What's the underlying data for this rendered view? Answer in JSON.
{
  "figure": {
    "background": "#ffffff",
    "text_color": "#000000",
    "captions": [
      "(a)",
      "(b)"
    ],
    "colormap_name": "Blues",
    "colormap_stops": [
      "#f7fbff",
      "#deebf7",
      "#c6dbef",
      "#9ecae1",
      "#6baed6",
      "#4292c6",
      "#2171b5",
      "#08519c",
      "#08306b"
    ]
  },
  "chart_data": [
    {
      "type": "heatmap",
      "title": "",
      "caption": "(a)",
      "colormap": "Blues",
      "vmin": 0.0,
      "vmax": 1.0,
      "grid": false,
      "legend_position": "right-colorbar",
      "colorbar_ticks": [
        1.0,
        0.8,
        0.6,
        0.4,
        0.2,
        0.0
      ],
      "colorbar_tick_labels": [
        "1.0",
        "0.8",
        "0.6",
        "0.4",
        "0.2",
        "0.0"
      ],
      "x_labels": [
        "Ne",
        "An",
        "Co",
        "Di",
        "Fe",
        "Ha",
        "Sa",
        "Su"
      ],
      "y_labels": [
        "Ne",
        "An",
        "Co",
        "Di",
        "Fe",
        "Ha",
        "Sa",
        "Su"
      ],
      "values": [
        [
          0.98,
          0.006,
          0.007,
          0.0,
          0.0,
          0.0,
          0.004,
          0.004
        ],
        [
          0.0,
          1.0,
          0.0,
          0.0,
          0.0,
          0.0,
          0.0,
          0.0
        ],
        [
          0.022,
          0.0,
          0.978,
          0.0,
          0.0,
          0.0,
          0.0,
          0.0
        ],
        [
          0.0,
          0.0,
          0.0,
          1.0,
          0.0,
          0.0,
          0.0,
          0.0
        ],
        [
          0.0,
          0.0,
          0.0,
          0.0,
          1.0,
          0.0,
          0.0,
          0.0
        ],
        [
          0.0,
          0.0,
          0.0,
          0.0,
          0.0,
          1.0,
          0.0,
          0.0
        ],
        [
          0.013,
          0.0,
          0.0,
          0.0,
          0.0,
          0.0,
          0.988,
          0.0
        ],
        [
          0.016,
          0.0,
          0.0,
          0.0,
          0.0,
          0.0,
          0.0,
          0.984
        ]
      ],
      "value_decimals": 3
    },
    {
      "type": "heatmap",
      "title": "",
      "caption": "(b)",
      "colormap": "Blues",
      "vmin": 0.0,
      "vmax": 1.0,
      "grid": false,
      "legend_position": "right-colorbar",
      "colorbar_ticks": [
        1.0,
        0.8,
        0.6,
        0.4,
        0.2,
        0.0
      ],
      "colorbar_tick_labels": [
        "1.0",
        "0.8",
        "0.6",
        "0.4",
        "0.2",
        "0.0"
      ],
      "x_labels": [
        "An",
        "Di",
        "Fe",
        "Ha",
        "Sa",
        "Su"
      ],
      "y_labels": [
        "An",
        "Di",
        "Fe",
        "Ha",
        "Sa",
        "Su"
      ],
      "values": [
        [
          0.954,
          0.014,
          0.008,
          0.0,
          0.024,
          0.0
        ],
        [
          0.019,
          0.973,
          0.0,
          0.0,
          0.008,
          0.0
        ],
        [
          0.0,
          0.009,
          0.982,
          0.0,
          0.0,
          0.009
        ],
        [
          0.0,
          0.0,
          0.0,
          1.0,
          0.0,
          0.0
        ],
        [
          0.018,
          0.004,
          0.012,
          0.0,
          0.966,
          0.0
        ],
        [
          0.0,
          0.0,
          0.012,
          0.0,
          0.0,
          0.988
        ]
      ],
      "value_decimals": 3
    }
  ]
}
--- --- ---
EXERCISE OBJECTIVE: Repeat the material above exactly.

SOLUTION TO THIS PROBLEM:
What's the underlying data for this rendered view? Answer in JSON.
{
  "figure": {
    "background": "#ffffff",
    "text_color": "#000000",
    "captions": [
      "(a)",
      "(b)"
    ],
    "colormap_name": "Blues",
    "colormap_stops": [
      "#f7fbff",
      "#deebf7",
      "#c6dbef",
      "#9ecae1",
      "#6baed6",
      "#4292c6",
      "#2171b5",
      "#08519c",
      "#08306b"
    ]
  },
  "chart_data": [
    {
      "type": "heatmap",
      "title": "",
      "caption": "(a)",
      "colormap": "Blues",
      "vmin": 0.0,
      "vmax": 1.0,
      "grid": false,
      "legend_position": "right-colorbar",
      "colorbar_ticks": [
        1.0,
        0.8,
        0.6,
        0.4,
        0.2,
        0.0
      ],
      "colorbar_tick_labels": [
        "1.0",
        "0.8",
        "0.6",
        "0.4",
        "0.2",
        "0.0"
      ],
      "x_labels": [
        "Ne",
        "An",
        "Co",
        "Di",
        "Fe",
        "Ha",
        "Sa",
        "Su"
      ],
      "y_labels": [
        "Ne",
        "An",
        "Co",
        "Di",
        "Fe",
        "Ha",
        "Sa",
        "Su"
      ],
      "values": [
        [
          0.98,
          0.006,
          0.007,
          0.0,
          0.0,
          0.0,
          0.004,
          0.004
        ],
        [
          0.0,
          1.0,
          0.0,
          0.0,
          0.0,
          0.0,
          0.0,
          0.0
        ],
        [
          0.022,
          0.0,
          0.978,
          0.0,
          0.0,
          0.0,
          0.0,
          0.0
        ],
        [
          0.0,
          0.0,
          0.0,
          1.0,
          0.0,
          0.0,
          0.0,
          0.0
        ],
        [
          0.0,
          0.0,
          0.0,
          0.0,
          1.0,
          0.0,
          0.0,
          0.0
        ],
        [
          0.0,
          0.0,
          0.0,
          0.0,
          0.0,
          1.0,
          0.0,
          0.0
        ],
        [
          0.013,
          0.0,
          0.0,
          0.0,
          0.0,
          0.0,
          0.988,
          0.0
        ],
        [
          0.016,
          0.0,
          0.0,
          0.0,
          0.0,
          0.0,
          0.0,
          0.984
        ]
      ],
      "value_decimals": 3
    },
    {
      "type": "heatmap",
      "title": "",
      "caption": "(b)",
      "colormap": "Blues",
      "vmin": 0.0,
      "vmax": 1.0,
      "grid": false,
      "legend_position": "right-colorbar",
      "colorbar_ticks": [
        1.0,
        0.8,
        0.6,
        0.4,
        0.2,
        0.0
      ],
      "colorbar_tick_labels": [
        "1.0",
        "0.8",
        "0.6",
        "0.4",
        "0.2",
        "0.0"
      ],
      "x_labels": [
        "An",
        "Di",
        "Fe",
        "Ha",
        "Sa",
        "Su"
      ],
      "y_labels": [
        "An",
        "Di",
        "Fe",
        "Ha",
        "Sa",
        "Su"
      ],
      "values": [
        [
          0.954,
          0.014,
          0.008,
          0.0,
          0.024,
          0.0
        ],
        [
          0.019,
          0.973,
          0.0,
          0.0,
          0.008,
          0.0
        ],
        [
          0.0,
          0.009,
          0.982,
          0.0,
          0.0,
          0.009
        ],
        [
          0.0,
          0.0,
          0.0,
          1.0,
          0.0,
          0.0
        ],
        [
          0.018,
          0.004,
          0.012,
          0.0,
          0.966,
          0.0
        ],
        [
          0.0,
          0.0,
          0.012,
          0.0,
          0.0,
          0.988
        ]
      ],
      "value_decimals": 3
    }
  ]
}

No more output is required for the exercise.